Data items:
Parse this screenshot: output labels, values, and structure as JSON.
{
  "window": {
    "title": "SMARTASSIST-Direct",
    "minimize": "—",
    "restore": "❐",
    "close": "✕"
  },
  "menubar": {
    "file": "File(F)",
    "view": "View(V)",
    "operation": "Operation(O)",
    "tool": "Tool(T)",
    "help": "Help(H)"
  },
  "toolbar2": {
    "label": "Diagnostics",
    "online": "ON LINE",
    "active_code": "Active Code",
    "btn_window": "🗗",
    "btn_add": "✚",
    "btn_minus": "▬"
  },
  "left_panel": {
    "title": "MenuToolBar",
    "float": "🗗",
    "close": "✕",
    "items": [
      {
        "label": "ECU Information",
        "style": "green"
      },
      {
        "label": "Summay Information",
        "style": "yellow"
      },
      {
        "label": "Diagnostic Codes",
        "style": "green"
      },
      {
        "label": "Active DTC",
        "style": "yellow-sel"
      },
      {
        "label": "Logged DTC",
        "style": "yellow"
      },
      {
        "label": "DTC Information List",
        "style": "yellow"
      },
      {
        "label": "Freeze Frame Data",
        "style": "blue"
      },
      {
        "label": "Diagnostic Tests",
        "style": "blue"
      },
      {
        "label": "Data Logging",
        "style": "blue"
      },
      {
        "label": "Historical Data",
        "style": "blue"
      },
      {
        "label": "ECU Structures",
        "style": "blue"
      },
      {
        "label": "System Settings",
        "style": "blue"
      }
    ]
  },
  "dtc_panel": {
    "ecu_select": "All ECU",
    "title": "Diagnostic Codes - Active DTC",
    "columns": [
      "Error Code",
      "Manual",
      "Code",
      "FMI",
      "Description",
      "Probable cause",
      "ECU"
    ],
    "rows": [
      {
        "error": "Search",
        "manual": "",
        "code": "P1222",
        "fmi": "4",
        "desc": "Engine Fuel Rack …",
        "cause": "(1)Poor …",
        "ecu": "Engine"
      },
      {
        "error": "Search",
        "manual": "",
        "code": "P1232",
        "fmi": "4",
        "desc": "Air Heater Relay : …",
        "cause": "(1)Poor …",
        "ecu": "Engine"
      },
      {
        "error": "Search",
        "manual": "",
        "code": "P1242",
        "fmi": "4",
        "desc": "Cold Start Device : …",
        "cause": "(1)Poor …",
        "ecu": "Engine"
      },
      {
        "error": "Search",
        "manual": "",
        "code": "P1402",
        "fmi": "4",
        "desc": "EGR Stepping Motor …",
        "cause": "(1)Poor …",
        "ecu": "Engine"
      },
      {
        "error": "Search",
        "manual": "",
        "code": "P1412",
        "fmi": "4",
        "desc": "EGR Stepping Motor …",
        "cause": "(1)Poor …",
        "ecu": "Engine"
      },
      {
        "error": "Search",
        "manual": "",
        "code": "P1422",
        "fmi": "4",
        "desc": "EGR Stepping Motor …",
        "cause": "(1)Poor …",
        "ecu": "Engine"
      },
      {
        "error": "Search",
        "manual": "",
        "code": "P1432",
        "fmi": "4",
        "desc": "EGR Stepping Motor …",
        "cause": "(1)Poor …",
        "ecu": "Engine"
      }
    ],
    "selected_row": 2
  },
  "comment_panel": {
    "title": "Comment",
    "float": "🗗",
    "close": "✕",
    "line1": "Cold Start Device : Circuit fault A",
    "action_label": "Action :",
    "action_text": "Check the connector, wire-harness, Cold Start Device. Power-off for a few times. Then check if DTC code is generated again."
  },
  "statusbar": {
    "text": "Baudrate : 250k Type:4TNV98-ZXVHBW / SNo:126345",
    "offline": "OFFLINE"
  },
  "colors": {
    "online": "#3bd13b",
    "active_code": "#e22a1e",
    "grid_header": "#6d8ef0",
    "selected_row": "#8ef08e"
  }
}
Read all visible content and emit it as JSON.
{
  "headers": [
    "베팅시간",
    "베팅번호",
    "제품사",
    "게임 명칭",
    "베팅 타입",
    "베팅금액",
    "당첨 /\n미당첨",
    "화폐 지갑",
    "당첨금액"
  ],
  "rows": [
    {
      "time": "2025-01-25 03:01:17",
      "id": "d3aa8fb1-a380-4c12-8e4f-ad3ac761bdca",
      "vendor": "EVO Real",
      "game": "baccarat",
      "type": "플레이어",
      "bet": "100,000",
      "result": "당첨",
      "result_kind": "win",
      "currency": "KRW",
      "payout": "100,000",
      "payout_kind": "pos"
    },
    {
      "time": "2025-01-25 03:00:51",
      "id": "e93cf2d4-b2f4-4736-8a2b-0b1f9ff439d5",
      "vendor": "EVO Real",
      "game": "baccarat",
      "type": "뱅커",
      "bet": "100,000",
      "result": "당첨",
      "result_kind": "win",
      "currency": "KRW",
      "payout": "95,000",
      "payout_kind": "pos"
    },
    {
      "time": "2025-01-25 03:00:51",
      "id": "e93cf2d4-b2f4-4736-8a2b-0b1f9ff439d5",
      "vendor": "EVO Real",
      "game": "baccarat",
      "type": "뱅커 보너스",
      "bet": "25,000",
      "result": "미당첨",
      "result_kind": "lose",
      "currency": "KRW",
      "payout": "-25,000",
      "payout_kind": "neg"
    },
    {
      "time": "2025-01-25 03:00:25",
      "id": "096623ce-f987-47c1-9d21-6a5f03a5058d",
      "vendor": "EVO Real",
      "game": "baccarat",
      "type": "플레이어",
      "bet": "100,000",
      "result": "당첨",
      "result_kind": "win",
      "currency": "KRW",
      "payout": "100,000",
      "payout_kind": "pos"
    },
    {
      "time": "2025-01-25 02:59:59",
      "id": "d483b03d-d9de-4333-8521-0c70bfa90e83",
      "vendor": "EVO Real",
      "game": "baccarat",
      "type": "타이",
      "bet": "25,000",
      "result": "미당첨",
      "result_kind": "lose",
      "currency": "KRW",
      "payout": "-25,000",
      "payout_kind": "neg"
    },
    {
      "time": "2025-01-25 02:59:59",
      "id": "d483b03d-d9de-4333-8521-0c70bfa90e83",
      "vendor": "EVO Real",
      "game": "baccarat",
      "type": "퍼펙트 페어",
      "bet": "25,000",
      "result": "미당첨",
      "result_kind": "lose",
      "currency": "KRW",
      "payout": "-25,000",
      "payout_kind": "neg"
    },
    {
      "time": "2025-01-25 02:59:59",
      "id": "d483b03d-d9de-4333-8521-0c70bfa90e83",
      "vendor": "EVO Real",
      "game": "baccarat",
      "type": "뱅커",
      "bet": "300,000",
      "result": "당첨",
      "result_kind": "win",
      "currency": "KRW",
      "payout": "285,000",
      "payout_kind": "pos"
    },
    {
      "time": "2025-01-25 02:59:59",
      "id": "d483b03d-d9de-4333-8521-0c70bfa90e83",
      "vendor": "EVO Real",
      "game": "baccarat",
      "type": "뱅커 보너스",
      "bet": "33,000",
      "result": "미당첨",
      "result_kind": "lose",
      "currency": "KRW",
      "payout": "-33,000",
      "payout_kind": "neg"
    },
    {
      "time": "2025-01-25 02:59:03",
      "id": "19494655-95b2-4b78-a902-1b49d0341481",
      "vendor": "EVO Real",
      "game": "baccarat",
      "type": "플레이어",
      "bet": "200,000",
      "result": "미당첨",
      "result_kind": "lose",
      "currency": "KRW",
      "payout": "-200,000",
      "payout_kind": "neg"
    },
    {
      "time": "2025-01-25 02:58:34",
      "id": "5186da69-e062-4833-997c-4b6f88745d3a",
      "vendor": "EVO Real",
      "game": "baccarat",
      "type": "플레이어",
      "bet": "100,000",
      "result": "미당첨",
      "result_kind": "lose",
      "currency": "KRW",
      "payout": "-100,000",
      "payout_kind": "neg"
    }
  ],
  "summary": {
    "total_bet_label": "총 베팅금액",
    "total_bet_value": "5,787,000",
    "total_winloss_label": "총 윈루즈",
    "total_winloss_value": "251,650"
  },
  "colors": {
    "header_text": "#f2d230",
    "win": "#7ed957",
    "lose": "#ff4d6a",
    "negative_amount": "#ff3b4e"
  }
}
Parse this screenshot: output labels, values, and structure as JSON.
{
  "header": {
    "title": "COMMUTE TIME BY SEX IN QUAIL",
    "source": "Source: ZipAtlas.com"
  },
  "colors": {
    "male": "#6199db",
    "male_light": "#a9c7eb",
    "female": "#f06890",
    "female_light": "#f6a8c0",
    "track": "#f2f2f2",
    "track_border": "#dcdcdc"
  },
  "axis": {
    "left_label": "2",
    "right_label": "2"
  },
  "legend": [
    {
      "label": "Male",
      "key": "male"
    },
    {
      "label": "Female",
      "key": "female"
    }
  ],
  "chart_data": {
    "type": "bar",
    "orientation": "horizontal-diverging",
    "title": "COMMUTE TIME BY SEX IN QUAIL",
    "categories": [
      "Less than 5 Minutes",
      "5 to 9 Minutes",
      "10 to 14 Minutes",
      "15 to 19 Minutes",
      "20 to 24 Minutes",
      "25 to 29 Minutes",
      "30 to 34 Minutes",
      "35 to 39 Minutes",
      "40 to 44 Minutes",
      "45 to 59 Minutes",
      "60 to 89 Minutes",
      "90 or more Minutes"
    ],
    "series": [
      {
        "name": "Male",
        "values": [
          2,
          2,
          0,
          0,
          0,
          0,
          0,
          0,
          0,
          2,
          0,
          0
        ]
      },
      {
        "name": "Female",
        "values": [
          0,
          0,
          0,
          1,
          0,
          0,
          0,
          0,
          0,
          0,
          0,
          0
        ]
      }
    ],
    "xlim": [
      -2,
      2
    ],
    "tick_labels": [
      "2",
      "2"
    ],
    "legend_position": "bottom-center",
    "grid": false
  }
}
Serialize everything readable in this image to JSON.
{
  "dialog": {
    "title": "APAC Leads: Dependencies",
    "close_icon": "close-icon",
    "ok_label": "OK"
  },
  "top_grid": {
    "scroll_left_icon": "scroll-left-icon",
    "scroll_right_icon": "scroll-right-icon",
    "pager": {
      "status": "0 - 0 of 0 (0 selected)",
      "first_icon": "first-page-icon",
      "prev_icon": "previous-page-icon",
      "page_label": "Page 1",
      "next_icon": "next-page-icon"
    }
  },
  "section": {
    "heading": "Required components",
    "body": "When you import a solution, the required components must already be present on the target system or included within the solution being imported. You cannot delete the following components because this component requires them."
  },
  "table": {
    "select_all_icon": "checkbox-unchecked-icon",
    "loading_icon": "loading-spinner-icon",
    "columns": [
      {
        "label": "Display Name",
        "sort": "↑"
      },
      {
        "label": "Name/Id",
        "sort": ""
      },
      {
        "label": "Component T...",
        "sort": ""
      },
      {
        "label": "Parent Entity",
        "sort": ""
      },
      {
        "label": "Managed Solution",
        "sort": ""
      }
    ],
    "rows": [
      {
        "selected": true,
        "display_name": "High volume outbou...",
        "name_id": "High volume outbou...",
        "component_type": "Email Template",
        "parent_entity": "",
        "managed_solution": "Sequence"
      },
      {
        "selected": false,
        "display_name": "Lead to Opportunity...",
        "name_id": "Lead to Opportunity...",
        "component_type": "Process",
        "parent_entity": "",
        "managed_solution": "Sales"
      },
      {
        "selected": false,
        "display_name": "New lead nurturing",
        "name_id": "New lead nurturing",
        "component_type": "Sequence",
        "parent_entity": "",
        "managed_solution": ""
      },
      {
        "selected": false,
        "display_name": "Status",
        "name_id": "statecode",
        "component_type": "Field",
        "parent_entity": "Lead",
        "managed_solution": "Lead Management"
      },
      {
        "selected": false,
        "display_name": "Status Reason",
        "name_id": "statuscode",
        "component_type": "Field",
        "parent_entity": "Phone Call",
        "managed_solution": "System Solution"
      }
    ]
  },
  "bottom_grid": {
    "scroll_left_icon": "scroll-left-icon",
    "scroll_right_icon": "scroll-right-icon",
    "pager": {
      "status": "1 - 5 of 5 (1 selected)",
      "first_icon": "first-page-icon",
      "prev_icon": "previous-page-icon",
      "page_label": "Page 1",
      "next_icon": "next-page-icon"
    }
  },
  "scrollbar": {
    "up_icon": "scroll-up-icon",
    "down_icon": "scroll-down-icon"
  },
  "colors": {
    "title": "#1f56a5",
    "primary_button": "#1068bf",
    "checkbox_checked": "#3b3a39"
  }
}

> _Exercise aim_: Where a line holds "Opportunity", copy that line.

> _Solution for this task_:
        "display_name": "Lead to Opportunity...",
        "name_id": "Lead to Opportunity...",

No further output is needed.